*WHAT YOU HAVE TO DO*
Write out the records beneath this line exactly as they appear, minus any images.

[Data extracted from a collection]
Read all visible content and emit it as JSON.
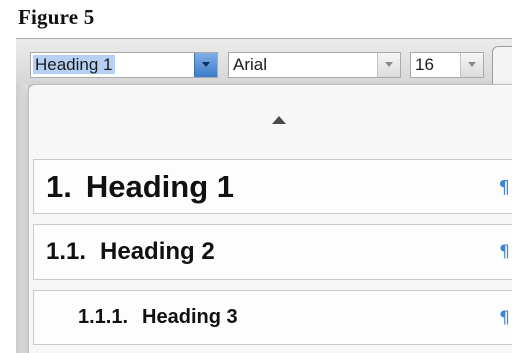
{
  "figure": {
    "caption": "Figure 5"
  },
  "toolbar": {
    "paragraph_style": {
      "value": "Heading 1"
    },
    "font_name": {
      "value": "Arial"
    },
    "font_size": {
      "value": "16"
    }
  },
  "style_dropdown": {
    "scroll_up_icon": "triangle-up",
    "items": [
      {
        "number": "1.",
        "label": "Heading 1",
        "mark": "¶"
      },
      {
        "number": "1.1.",
        "label": "Heading 2",
        "mark": "¶"
      },
      {
        "number": "1.1.1.",
        "label": "Heading 3",
        "mark": "¶"
      }
    ]
  },
  "colors": {
    "selection_highlight": "#b5d0f2",
    "active_arrow": "#3c7bc9",
    "pilcrow": "#3d86d6"
  }
}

*WRITTEN RESPONSE*
Read all visible content and emit it as JSON.
{
  "figure": {
    "caption": "Figure 5"
  },
  "toolbar": {
    "paragraph_style": {
      "value": "Heading 1"
    },
    "font_name": {
      "value": "Arial"
    },
    "font_size": {
      "value": "16"
    }
  },
  "style_dropdown": {
    "scroll_up_icon": "triangle-up",
    "items": [
      {
        "number": "1.",
        "label": "Heading 1",
        "mark": "¶"
      },
      {
        "number": "1.1.",
        "label": "Heading 2",
        "mark": "¶"
      },
      {
        "number": "1.1.1.",
        "label": "Heading 3",
        "mark": "¶"
      }
    ]
  },
  "colors": {
    "selection_highlight": "#b5d0f2",
    "active_arrow": "#3c7bc9",
    "pilcrow": "#3d86d6"
  }
}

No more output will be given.